■ WHAT YOU ARE ASKED TO DO: Among the entries below, find the lines with "JSON" and copy them.

■ MATERIAL:

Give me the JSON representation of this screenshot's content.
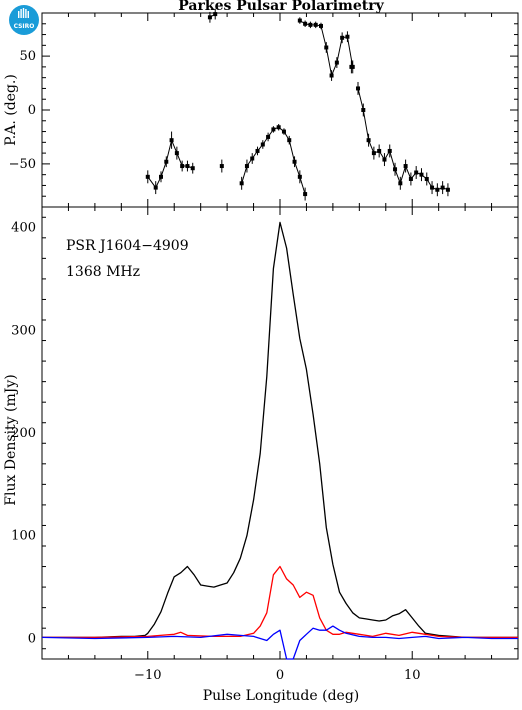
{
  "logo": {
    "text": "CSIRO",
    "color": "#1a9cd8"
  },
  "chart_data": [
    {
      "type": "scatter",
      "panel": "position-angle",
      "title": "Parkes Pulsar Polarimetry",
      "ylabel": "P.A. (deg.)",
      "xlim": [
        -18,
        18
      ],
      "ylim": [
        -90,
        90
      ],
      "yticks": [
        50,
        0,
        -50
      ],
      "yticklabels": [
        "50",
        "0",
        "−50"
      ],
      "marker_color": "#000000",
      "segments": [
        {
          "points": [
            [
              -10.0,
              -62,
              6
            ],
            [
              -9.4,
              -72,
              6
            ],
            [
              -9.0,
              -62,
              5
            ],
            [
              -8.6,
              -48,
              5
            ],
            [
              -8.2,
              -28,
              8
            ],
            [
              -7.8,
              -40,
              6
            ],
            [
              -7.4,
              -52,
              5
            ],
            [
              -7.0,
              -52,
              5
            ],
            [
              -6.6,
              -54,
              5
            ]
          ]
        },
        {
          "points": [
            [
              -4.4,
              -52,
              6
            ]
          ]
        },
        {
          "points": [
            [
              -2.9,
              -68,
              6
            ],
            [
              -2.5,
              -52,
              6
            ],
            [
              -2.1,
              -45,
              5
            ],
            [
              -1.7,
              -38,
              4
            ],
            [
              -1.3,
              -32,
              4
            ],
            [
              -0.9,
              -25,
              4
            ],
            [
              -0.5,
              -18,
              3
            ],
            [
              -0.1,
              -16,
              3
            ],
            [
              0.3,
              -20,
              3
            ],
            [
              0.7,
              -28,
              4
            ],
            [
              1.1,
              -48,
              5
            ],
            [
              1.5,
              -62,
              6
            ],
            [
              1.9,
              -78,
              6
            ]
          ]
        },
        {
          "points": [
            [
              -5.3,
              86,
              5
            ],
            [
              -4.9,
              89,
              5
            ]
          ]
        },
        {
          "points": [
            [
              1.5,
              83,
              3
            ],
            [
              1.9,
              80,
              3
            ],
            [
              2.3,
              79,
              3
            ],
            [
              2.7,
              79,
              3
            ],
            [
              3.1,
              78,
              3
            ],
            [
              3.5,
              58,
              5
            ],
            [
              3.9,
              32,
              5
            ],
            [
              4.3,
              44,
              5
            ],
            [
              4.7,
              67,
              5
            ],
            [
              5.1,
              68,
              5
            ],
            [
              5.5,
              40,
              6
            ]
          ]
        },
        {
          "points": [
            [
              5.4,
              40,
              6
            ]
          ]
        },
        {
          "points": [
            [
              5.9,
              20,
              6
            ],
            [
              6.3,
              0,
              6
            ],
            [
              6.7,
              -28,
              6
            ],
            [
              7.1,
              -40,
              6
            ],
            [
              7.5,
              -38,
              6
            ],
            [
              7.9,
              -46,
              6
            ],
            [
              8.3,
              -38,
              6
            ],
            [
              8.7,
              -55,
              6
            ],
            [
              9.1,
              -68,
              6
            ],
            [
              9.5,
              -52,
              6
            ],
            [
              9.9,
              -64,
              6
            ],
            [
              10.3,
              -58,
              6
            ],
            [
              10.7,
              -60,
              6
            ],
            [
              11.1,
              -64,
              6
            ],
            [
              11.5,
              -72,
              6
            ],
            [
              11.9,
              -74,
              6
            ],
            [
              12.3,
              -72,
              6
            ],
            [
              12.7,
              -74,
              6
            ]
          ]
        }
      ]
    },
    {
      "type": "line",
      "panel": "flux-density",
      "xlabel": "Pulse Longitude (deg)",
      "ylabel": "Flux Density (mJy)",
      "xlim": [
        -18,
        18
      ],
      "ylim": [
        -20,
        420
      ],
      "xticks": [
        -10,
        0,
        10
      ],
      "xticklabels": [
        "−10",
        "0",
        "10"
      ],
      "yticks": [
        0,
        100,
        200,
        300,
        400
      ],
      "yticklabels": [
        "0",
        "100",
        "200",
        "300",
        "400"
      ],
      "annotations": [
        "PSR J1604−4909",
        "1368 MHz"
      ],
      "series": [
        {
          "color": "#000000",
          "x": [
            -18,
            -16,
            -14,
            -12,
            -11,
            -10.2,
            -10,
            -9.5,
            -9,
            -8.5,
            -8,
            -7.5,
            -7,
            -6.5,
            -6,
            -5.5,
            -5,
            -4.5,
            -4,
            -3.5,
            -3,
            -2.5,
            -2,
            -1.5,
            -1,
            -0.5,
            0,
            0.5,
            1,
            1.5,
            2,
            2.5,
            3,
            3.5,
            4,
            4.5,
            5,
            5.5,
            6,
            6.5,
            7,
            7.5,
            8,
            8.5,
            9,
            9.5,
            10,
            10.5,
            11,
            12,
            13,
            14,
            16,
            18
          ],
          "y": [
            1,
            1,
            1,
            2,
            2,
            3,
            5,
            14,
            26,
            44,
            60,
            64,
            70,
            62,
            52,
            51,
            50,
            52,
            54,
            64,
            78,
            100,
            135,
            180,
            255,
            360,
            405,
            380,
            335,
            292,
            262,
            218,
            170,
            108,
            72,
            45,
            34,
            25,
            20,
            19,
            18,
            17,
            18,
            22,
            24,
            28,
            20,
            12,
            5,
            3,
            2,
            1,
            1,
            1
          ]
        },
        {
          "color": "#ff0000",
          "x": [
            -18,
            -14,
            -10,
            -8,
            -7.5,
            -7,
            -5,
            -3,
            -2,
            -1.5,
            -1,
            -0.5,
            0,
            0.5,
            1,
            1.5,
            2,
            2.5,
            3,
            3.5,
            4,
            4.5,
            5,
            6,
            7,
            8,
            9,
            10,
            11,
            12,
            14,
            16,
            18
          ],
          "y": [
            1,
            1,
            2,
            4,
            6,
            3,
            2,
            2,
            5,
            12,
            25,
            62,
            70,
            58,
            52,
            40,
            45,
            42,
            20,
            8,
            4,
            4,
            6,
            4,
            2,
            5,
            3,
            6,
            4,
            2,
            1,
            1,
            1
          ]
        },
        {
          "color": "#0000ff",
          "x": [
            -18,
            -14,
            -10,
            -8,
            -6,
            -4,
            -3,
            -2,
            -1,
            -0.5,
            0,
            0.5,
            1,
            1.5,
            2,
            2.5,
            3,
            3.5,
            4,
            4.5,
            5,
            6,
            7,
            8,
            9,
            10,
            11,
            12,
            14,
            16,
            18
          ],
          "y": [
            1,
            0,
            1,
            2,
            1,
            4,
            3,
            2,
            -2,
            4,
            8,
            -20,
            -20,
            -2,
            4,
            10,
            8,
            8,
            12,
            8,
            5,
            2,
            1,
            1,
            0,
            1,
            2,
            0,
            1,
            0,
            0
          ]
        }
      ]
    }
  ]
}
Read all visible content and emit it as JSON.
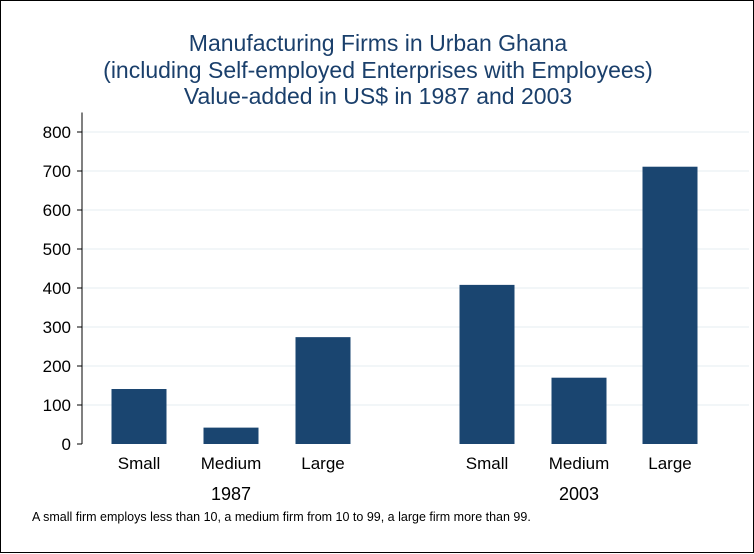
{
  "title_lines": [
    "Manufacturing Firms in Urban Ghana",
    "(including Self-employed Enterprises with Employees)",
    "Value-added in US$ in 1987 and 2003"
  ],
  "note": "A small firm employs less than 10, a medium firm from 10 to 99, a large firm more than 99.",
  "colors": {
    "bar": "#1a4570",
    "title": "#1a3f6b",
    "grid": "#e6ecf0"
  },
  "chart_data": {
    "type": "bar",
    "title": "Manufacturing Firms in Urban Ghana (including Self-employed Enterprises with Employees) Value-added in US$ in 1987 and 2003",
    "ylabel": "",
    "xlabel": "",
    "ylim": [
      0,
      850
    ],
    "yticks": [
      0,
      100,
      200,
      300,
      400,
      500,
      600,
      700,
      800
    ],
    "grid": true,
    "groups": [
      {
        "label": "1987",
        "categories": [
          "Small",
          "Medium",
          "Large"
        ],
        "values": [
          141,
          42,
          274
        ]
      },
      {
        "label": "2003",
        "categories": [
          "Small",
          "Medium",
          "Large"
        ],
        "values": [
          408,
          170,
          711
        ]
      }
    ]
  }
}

■ TASK RESPONSE:
Give me the JSON representation of this screenshot's content.
Read all visible content and emit it as JSON.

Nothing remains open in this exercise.